Extract, exactly as written, the line that contains "Read all visible content and emit it as JSON." and all lines after it through the end of the records. Omit pictures.

(Stored data)

..........

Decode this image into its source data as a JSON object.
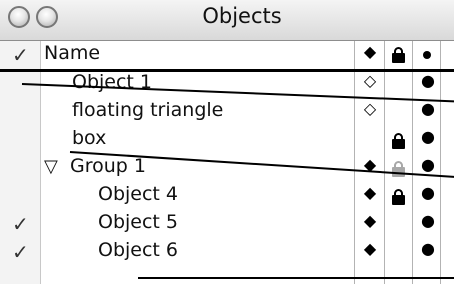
{
  "window": {
    "title": "Objects"
  },
  "header": {
    "check": "✓",
    "name_label": "Name",
    "visible_icon": "◆",
    "lock_icon": "lock-icon",
    "dot_icon": "●"
  },
  "rows": [
    {
      "check": "",
      "name": "Object 1",
      "visible": "◇",
      "locked": false,
      "locked_dim": false,
      "dot": "●"
    },
    {
      "check": "",
      "name": "floating triangle",
      "visible": "◇",
      "locked": false,
      "locked_dim": false,
      "dot": "●"
    },
    {
      "check": "",
      "name": "box",
      "visible": "",
      "locked": true,
      "locked_dim": false,
      "dot": "●"
    },
    {
      "check": "",
      "name": "Group 1",
      "disclosure": "▽",
      "visible": "◆",
      "locked": true,
      "locked_dim": true,
      "dot": "●"
    },
    {
      "check": "",
      "name": "Object 4",
      "visible": "◆",
      "locked": true,
      "locked_dim": false,
      "dot": "●"
    },
    {
      "check": "✓",
      "name": "Object 5",
      "visible": "◆",
      "locked": false,
      "locked_dim": false,
      "dot": "●"
    },
    {
      "check": "✓",
      "name": "Object 6",
      "visible": "◆",
      "locked": false,
      "locked_dim": false,
      "dot": "●"
    }
  ],
  "colors": {
    "titlebar_top": "#f4f4f4",
    "titlebar_bottom": "#d9d9d9",
    "text": "#111111",
    "column_separator": "#b3b3b3"
  }
}
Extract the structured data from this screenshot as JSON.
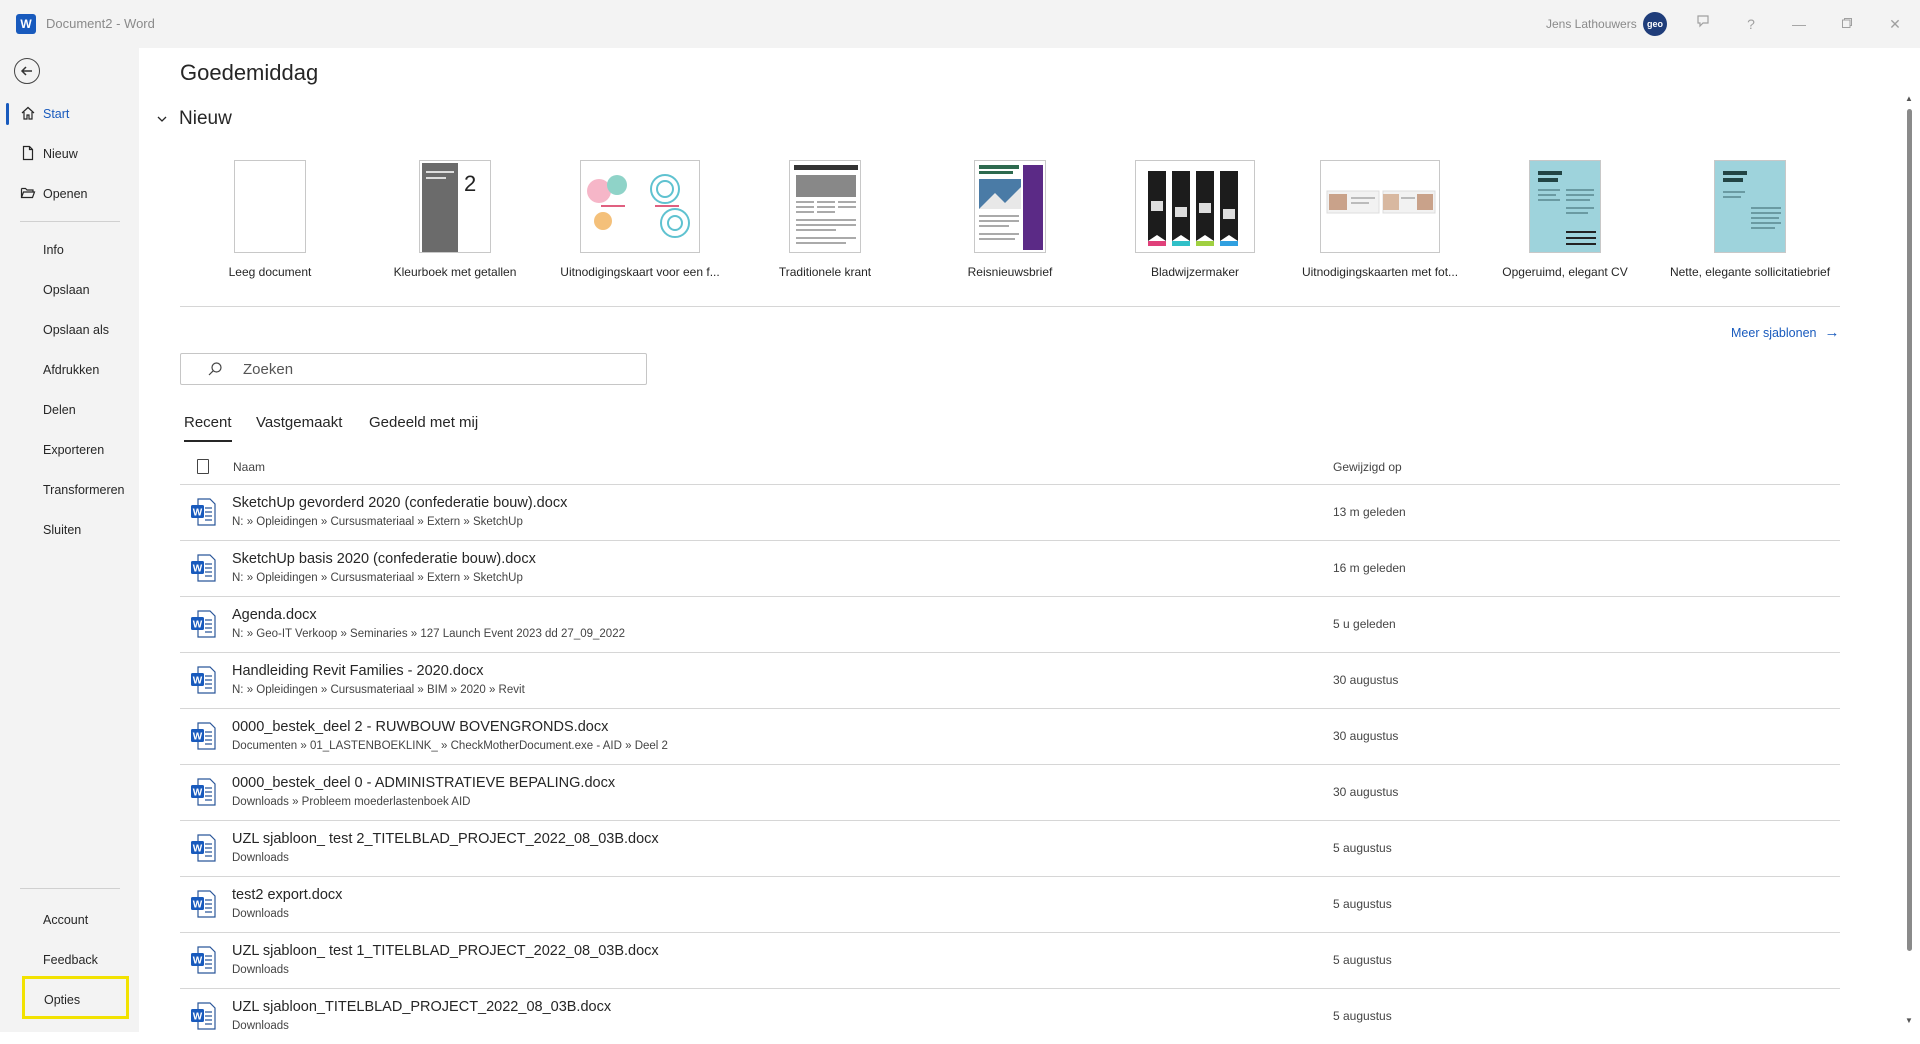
{
  "titlebar": {
    "title": "Document2  -  Word",
    "user_name": "Jens Lathouwers",
    "avatar_text": "geo"
  },
  "nav": {
    "items": [
      {
        "label": "Start",
        "active": true
      },
      {
        "label": "Nieuw"
      },
      {
        "label": "Openen"
      },
      {
        "label": "Info"
      },
      {
        "label": "Opslaan"
      },
      {
        "label": "Opslaan als"
      },
      {
        "label": "Afdrukken"
      },
      {
        "label": "Delen"
      },
      {
        "label": "Exporteren"
      },
      {
        "label": "Transformeren"
      },
      {
        "label": "Sluiten"
      }
    ],
    "bottom": [
      {
        "label": "Account"
      },
      {
        "label": "Feedback"
      },
      {
        "label": "Opties",
        "highlighted": true
      }
    ]
  },
  "main": {
    "greeting": "Goedemiddag",
    "new_section": "Nieuw",
    "templates": [
      {
        "label": "Leeg document"
      },
      {
        "label": "Kleurboek met getallen"
      },
      {
        "label": "Uitnodigingskaart voor een f..."
      },
      {
        "label": "Traditionele krant"
      },
      {
        "label": "Reisnieuwsbrief"
      },
      {
        "label": "Bladwijzermaker"
      },
      {
        "label": "Uitnodigingskaarten met fot..."
      },
      {
        "label": "Opgeruimd, elegant CV"
      },
      {
        "label": "Nette, elegante sollicitatiebrief"
      }
    ],
    "more_templates": "Meer sjablonen",
    "search_placeholder": "Zoeken",
    "tabs": [
      "Recent",
      "Vastgemaakt",
      "Gedeeld met mij"
    ],
    "columns": {
      "name": "Naam",
      "modified": "Gewijzigd op"
    },
    "files": [
      {
        "name": "SketchUp gevorderd 2020 (confederatie bouw).docx",
        "path": "N: » Opleidingen » Cursusmateriaal » Extern » SketchUp",
        "date": "13 m geleden"
      },
      {
        "name": "SketchUp basis 2020 (confederatie bouw).docx",
        "path": "N: » Opleidingen » Cursusmateriaal » Extern » SketchUp",
        "date": "16 m geleden"
      },
      {
        "name": "Agenda.docx",
        "path": "N: » Geo-IT Verkoop » Seminaries » 127 Launch Event 2023 dd 27_09_2022",
        "date": "5 u geleden"
      },
      {
        "name": "Handleiding Revit Families - 2020.docx",
        "path": "N: » Opleidingen » Cursusmateriaal » BIM » 2020 » Revit",
        "date": "30 augustus"
      },
      {
        "name": "0000_bestek_deel 2 - RUWBOUW BOVENGRONDS.docx",
        "path": "Documenten » 01_LASTENBOEKLINK_ » CheckMotherDocument.exe - AID » Deel 2",
        "date": "30 augustus"
      },
      {
        "name": "0000_bestek_deel 0 - ADMINISTRATIEVE BEPALING.docx",
        "path": "Downloads » Probleem moederlastenboek AID",
        "date": "30 augustus"
      },
      {
        "name": "UZL sjabloon_ test 2_TITELBLAD_PROJECT_2022_08_03B.docx",
        "path": "Downloads",
        "date": "5 augustus"
      },
      {
        "name": "test2 export.docx",
        "path": "Downloads",
        "date": "5 augustus"
      },
      {
        "name": "UZL sjabloon_ test 1_TITELBLAD_PROJECT_2022_08_03B.docx",
        "path": "Downloads",
        "date": "5 augustus"
      },
      {
        "name": "UZL sjabloon_TITELBLAD_PROJECT_2022_08_03B.docx",
        "path": "Downloads",
        "date": "5 augustus"
      }
    ]
  },
  "colors": {
    "accent": "#185abd",
    "highlight": "#f2e200"
  }
}
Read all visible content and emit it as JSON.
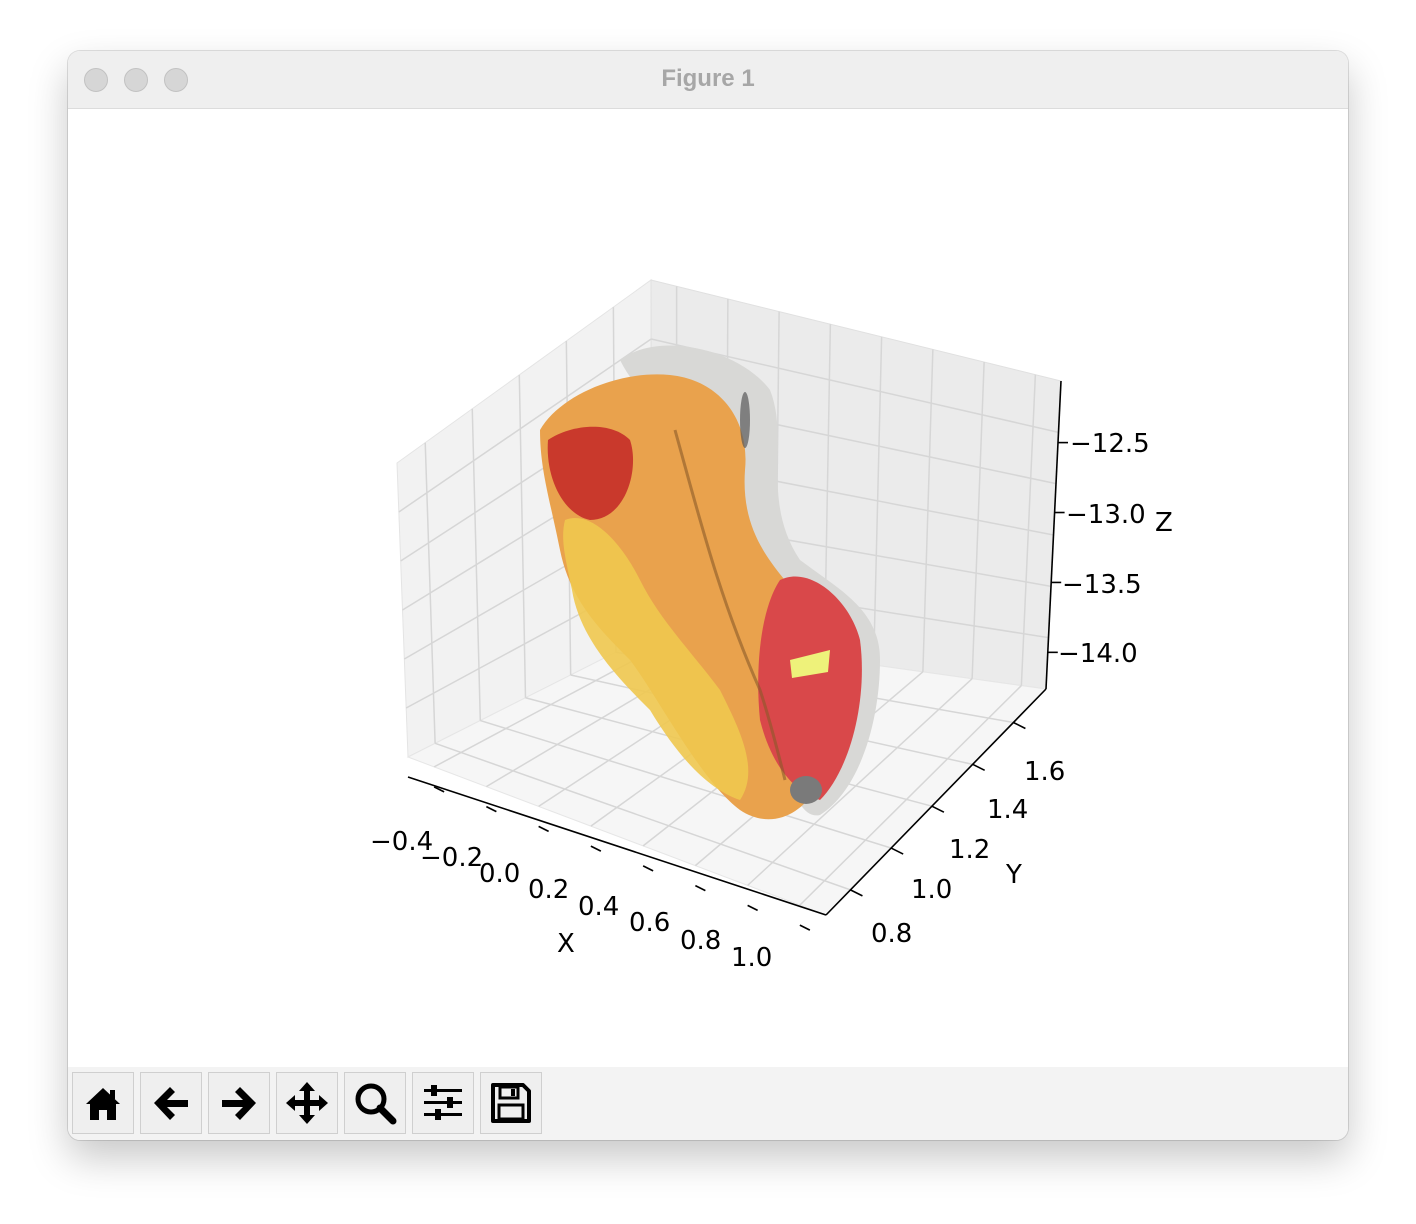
{
  "window": {
    "title": "Figure 1"
  },
  "toolbar": {
    "buttons": [
      {
        "name": "home-button",
        "icon": "home-icon"
      },
      {
        "name": "back-button",
        "icon": "arrow-left-icon"
      },
      {
        "name": "forward-button",
        "icon": "arrow-right-icon"
      },
      {
        "name": "pan-button",
        "icon": "move-icon"
      },
      {
        "name": "zoom-button",
        "icon": "magnifier-icon"
      },
      {
        "name": "configure-subplots-button",
        "icon": "sliders-icon"
      },
      {
        "name": "save-button",
        "icon": "floppy-disk-icon"
      }
    ]
  },
  "chart_data": {
    "type": "scatter3d",
    "xlabel": "X",
    "ylabel": "Y",
    "zlabel": "Z",
    "xticks": [
      "−0.4",
      "−0.2",
      "0.0",
      "0.2",
      "0.4",
      "0.6",
      "0.8",
      "1.0"
    ],
    "yticks": [
      "0.8",
      "1.0",
      "1.2",
      "1.4",
      "1.6"
    ],
    "zticks": [
      "−12.5",
      "−13.0",
      "−13.5",
      "−14.0"
    ],
    "xlim": [
      -0.45,
      1.1
    ],
    "ylim": [
      0.7,
      1.7
    ],
    "zlim": [
      -14.3,
      -12.2
    ],
    "grid": true,
    "colors": {
      "orange": "#e8a24a",
      "red": "#d8453a",
      "yellow": "#f2d45a",
      "grey": "#cfcfcf",
      "dark": "#6b6b6b"
    }
  }
}
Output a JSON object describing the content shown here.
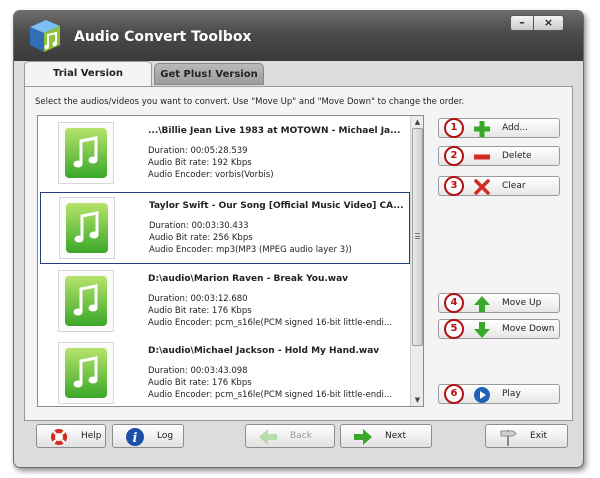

..........

TASK RESULT:
Read all visible content and emit it as JSON.
{
  "window": {
    "title": "Figure 1"
  },
  "toolbar": {
    "buttons": [
      {
        "name": "home-button",
        "icon": "home-icon"
      },
      {
        "name": "back-button",
        "icon": "arrow-left-icon"
      },
      {
        "name": "forward-button",
        "icon": "arrow-right-icon"
      },
      {
        "name": "pan-button",
        "icon": "move-icon"
      },
      {
        "name": "zoom-button",
        "icon": "magnifier-icon"
      },
      {
        "name": "configure-subplots-button",
        "icon": "sliders-icon"
      },
      {
        "name": "save-button",
        "icon": "floppy-disk-icon"
      }
    ]
  },
  "chart_data": {
    "type": "scatter3d",
    "xlabel": "X",
    "ylabel": "Y",
    "zlabel": "Z",
    "xticks": [
      "−0.4",
      "−0.2",
      "0.0",
      "0.2",
      "0.4",
      "0.6",
      "0.8",
      "1.0"
    ],
    "yticks": [
      "0.8",
      "1.0",
      "1.2",
      "1.4",
      "1.6"
    ],
    "zticks": [
      "−12.5",
      "−13.0",
      "−13.5",
      "−14.0"
    ],
    "xlim": [
      -0.45,
      1.1
    ],
    "ylim": [
      0.7,
      1.7
    ],
    "zlim": [
      -14.3,
      -12.2
    ],
    "grid": true,
    "colors": {
      "orange": "#e8a24a",
      "red": "#d8453a",
      "yellow": "#f2d45a",
      "grey": "#cfcfcf",
      "dark": "#6b6b6b"
    }
  }
}
Output a JSON object describing the content shown here.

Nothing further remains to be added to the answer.